→ Items:
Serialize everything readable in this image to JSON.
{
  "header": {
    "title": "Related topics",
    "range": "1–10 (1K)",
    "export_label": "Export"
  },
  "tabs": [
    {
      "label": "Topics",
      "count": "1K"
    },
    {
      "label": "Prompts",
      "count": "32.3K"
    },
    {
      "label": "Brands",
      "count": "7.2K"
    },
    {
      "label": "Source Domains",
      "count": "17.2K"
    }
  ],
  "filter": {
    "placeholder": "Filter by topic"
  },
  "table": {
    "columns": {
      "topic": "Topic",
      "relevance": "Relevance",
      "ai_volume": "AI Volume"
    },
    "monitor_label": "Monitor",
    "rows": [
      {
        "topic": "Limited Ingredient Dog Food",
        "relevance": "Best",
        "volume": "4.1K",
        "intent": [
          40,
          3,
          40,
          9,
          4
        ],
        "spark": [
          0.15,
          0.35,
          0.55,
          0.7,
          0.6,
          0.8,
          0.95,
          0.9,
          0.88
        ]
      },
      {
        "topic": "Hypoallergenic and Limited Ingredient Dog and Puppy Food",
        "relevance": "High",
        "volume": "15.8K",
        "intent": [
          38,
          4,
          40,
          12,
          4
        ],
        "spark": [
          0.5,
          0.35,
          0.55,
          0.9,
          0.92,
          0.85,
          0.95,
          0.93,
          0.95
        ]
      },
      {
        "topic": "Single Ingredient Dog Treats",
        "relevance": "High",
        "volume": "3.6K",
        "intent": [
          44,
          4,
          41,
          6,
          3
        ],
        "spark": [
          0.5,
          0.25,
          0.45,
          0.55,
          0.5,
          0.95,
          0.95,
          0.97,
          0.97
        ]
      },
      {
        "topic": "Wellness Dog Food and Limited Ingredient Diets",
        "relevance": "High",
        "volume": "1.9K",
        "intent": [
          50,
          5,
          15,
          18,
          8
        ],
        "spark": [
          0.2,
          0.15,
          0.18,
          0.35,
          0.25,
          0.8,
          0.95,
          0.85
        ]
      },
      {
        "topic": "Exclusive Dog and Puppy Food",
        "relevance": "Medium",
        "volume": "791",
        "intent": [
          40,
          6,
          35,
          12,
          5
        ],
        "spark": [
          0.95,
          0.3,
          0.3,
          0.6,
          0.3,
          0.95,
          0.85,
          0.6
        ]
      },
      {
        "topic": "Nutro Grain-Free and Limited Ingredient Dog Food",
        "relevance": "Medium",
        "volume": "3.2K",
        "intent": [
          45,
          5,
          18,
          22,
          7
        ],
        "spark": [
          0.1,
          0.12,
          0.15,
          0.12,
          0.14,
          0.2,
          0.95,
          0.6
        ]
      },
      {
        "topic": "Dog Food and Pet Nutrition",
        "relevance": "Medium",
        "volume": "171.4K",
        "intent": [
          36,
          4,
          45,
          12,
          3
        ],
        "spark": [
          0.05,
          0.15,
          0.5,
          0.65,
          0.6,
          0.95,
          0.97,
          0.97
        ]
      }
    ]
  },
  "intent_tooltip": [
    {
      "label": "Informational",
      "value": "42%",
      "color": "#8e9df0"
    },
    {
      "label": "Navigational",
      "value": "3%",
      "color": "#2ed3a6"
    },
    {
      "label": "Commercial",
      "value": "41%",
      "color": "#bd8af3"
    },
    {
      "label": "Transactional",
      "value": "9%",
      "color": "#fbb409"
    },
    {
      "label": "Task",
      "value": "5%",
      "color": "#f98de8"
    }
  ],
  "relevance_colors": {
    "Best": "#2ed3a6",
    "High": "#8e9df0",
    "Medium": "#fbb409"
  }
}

→ Task to complete: State how many lines in the entries above include the word "Limited"; reply with the number alone.

→ Answer to this exercise: 4